++++ The records

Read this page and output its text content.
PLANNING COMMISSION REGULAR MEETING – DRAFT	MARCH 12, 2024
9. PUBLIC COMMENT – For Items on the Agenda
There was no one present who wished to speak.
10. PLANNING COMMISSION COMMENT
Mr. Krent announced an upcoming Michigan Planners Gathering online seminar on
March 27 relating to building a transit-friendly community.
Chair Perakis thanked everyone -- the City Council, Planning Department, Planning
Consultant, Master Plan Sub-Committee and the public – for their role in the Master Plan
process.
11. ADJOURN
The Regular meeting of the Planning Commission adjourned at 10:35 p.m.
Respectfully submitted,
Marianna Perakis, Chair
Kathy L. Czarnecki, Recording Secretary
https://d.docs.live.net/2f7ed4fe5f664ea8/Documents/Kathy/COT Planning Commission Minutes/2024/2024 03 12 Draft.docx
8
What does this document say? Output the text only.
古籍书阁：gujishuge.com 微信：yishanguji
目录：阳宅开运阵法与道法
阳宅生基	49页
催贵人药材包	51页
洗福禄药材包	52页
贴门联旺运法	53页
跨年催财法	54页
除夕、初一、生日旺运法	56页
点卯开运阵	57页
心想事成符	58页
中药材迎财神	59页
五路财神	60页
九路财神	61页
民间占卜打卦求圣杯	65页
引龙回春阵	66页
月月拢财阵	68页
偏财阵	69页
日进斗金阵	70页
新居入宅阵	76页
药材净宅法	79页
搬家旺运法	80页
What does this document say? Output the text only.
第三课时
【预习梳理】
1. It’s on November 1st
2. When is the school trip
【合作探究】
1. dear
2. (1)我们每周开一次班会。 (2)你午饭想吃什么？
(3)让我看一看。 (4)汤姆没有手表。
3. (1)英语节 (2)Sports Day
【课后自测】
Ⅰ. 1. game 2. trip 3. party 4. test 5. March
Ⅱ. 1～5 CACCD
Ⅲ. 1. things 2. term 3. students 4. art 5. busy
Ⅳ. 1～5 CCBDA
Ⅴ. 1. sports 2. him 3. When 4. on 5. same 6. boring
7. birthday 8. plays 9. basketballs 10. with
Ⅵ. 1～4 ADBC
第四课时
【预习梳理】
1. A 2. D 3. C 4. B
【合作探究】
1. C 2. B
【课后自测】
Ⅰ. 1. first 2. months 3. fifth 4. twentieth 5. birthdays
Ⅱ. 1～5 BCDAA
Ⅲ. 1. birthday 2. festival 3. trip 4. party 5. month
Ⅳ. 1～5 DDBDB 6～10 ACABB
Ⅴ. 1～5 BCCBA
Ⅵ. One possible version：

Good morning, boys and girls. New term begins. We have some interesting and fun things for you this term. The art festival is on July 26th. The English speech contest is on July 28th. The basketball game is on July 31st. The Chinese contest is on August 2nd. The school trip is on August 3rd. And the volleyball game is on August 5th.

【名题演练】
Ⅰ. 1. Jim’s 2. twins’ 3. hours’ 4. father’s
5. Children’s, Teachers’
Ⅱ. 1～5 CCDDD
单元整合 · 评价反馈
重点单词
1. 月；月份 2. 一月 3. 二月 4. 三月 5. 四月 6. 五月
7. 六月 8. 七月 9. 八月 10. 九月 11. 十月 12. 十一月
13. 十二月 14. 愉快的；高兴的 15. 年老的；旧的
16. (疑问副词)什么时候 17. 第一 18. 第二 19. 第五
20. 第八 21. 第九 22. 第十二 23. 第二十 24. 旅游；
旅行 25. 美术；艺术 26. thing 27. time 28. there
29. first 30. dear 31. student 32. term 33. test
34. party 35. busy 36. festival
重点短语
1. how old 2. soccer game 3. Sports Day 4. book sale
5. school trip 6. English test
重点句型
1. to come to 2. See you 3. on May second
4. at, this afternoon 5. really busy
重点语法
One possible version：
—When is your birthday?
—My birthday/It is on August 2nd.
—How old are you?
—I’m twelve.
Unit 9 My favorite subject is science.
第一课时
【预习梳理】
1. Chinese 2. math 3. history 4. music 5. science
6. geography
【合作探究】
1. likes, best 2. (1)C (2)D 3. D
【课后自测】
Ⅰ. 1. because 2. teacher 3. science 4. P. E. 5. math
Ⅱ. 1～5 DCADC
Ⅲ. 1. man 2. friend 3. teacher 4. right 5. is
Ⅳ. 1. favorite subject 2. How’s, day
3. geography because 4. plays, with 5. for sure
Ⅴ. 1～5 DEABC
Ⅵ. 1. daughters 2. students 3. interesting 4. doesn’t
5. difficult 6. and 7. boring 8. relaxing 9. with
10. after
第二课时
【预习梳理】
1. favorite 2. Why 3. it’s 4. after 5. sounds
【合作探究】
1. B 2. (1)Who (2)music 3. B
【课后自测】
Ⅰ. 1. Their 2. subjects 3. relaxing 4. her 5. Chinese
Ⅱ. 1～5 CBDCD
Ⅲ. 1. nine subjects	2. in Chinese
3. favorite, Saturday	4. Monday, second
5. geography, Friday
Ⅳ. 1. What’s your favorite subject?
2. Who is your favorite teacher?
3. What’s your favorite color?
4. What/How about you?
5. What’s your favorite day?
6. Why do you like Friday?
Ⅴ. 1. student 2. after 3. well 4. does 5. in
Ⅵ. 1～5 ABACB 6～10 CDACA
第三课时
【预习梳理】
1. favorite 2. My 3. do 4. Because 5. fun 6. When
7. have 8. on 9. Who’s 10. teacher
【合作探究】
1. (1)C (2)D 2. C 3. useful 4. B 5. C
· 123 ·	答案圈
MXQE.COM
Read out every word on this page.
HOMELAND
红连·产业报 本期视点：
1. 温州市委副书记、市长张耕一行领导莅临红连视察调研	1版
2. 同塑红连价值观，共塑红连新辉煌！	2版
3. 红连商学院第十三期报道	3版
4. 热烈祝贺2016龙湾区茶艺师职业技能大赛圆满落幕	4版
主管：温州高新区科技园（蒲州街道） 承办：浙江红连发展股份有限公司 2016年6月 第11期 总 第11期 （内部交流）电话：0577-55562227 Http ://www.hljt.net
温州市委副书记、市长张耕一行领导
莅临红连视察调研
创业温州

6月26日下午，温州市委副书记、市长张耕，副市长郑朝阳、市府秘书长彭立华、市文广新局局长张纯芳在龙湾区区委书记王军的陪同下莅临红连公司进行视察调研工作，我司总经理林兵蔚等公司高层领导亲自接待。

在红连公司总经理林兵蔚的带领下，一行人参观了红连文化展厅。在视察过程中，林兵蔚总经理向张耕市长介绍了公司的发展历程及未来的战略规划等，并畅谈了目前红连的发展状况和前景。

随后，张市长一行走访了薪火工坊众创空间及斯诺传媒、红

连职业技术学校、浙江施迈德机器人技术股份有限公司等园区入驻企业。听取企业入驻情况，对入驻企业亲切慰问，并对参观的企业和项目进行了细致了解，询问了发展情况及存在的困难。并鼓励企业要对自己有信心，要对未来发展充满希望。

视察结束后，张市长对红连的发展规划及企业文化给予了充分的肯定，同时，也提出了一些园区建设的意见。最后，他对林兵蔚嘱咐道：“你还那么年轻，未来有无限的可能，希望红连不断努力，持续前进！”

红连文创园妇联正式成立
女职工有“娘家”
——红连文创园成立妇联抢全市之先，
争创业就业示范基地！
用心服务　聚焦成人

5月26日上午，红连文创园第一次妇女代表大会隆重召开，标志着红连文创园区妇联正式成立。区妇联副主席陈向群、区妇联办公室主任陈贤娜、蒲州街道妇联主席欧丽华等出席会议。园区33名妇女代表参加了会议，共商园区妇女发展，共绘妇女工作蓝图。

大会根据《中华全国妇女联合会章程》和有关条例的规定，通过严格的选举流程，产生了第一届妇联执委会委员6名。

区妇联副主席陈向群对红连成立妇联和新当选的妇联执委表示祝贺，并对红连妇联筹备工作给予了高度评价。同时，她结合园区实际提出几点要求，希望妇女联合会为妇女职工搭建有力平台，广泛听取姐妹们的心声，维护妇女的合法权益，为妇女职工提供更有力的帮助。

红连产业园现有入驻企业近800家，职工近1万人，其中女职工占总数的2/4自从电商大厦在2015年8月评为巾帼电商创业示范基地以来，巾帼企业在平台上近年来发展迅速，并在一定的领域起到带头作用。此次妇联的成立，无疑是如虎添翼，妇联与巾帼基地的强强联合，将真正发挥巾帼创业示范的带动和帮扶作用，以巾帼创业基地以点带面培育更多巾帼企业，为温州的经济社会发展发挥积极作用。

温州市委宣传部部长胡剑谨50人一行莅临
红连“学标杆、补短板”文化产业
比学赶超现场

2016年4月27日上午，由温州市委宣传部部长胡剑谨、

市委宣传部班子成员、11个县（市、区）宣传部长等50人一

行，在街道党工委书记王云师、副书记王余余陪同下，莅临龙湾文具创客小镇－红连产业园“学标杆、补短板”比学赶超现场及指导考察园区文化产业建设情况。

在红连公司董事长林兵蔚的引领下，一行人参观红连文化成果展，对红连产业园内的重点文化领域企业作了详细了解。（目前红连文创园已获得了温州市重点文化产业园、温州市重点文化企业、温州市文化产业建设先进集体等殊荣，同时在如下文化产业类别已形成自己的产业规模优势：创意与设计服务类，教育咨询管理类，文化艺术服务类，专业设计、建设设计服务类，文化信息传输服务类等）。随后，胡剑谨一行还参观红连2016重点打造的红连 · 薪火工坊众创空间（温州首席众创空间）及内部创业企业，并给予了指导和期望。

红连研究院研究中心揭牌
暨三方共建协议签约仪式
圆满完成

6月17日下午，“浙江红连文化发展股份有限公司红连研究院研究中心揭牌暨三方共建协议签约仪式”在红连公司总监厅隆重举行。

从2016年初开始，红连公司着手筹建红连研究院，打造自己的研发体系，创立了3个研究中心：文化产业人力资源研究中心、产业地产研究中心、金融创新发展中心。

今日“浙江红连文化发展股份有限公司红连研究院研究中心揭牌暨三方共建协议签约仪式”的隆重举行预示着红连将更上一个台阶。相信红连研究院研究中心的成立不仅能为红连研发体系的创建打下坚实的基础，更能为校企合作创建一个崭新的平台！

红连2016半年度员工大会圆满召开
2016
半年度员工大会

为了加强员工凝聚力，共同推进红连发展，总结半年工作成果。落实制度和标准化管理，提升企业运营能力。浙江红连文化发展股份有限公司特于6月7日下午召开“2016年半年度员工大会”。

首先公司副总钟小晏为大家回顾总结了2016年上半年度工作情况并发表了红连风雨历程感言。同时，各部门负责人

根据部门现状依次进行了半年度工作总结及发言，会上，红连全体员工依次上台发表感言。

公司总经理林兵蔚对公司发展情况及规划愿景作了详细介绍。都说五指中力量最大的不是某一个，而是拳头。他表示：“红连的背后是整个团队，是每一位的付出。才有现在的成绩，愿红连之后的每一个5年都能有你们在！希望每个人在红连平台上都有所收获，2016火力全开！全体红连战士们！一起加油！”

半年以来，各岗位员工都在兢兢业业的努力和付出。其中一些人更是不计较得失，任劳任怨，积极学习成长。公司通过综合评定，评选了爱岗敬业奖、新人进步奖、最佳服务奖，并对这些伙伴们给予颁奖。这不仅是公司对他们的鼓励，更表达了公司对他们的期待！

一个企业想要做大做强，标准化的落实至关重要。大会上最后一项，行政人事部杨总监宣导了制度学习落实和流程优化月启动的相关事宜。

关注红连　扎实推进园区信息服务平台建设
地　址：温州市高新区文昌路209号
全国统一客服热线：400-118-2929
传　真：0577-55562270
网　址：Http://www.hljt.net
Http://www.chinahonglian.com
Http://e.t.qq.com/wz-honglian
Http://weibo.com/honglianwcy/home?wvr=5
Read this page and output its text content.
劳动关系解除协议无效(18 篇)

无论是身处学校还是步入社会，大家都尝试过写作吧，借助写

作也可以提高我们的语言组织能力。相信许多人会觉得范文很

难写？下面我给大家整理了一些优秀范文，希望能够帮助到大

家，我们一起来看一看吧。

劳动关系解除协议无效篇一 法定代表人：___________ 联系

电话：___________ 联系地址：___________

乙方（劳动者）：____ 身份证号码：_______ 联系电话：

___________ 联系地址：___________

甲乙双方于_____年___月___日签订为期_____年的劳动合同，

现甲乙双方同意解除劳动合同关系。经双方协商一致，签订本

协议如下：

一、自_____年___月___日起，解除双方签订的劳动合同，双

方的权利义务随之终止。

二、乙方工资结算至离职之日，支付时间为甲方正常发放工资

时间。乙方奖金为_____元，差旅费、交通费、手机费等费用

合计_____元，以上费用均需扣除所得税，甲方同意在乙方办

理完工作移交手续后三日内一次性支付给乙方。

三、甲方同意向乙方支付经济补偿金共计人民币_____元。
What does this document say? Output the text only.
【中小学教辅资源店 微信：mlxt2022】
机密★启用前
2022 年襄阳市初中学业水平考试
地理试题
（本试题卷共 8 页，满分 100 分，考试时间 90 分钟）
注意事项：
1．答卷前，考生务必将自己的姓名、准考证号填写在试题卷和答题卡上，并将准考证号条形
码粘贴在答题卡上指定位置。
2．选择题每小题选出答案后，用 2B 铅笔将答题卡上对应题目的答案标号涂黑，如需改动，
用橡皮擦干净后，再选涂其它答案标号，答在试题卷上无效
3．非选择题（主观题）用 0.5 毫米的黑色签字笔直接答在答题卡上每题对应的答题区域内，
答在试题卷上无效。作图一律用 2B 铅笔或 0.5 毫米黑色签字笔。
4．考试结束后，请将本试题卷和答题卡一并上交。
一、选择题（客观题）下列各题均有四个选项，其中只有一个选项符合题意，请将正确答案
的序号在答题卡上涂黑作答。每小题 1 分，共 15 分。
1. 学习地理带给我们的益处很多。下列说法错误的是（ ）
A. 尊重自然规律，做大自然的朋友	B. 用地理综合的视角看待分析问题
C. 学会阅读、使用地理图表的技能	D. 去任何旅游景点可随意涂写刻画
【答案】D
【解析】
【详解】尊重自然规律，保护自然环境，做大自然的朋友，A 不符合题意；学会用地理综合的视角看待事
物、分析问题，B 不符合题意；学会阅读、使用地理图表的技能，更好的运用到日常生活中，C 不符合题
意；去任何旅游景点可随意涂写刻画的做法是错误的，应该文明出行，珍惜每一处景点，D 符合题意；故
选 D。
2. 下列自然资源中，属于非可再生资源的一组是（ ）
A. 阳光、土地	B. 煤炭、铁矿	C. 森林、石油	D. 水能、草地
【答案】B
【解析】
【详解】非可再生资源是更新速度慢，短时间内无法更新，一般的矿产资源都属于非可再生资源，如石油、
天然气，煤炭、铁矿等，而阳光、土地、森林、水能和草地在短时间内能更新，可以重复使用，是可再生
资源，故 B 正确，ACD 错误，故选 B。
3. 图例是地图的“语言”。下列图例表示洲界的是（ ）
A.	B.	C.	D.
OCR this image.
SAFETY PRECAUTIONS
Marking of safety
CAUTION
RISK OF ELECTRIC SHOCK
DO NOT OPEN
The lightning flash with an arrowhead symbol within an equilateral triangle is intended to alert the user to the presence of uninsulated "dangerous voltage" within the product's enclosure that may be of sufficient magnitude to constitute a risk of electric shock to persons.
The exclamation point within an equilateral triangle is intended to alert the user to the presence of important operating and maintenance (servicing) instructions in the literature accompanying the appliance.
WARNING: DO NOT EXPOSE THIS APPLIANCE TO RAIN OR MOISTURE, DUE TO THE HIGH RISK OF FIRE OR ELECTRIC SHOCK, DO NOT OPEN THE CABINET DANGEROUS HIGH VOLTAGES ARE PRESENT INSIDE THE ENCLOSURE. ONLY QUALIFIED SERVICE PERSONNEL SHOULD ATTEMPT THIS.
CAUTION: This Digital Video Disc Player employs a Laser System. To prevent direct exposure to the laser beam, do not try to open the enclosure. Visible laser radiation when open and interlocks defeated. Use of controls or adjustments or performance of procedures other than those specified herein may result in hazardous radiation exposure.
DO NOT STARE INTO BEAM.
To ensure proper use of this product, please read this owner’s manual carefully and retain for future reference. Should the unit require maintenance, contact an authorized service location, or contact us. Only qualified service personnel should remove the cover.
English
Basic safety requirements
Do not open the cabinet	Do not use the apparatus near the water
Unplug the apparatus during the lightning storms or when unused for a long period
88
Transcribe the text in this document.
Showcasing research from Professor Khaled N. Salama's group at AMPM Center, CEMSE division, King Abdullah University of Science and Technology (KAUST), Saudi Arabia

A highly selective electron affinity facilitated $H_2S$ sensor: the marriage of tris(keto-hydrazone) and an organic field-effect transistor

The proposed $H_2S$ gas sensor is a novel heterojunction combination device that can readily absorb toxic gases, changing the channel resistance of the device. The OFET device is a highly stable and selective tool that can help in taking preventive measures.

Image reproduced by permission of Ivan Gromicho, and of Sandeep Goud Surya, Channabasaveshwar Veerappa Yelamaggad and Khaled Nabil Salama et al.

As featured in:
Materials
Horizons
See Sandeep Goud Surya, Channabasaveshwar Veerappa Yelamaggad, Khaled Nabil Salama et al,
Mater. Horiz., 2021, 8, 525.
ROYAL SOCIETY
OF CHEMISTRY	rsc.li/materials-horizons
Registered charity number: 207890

++++++++

Exercise objective:
Gather up every line from the listing above in which the word "favorite" occurs.

Correct answer:
Unit 9 My favorite subject is science.
Ⅳ. 1. favorite subject 2. How’s, day
1. favorite 2. Why 3. it’s 4. after 5. sounds
3. favorite, Saturday	4. Monday, second
Ⅳ. 1. What’s your favorite subject?
2. Who is your favorite teacher?
3. What’s your favorite color?
5. What’s your favorite day?
1. favorite 2. My 3. do 4. Because 5. fun 6. When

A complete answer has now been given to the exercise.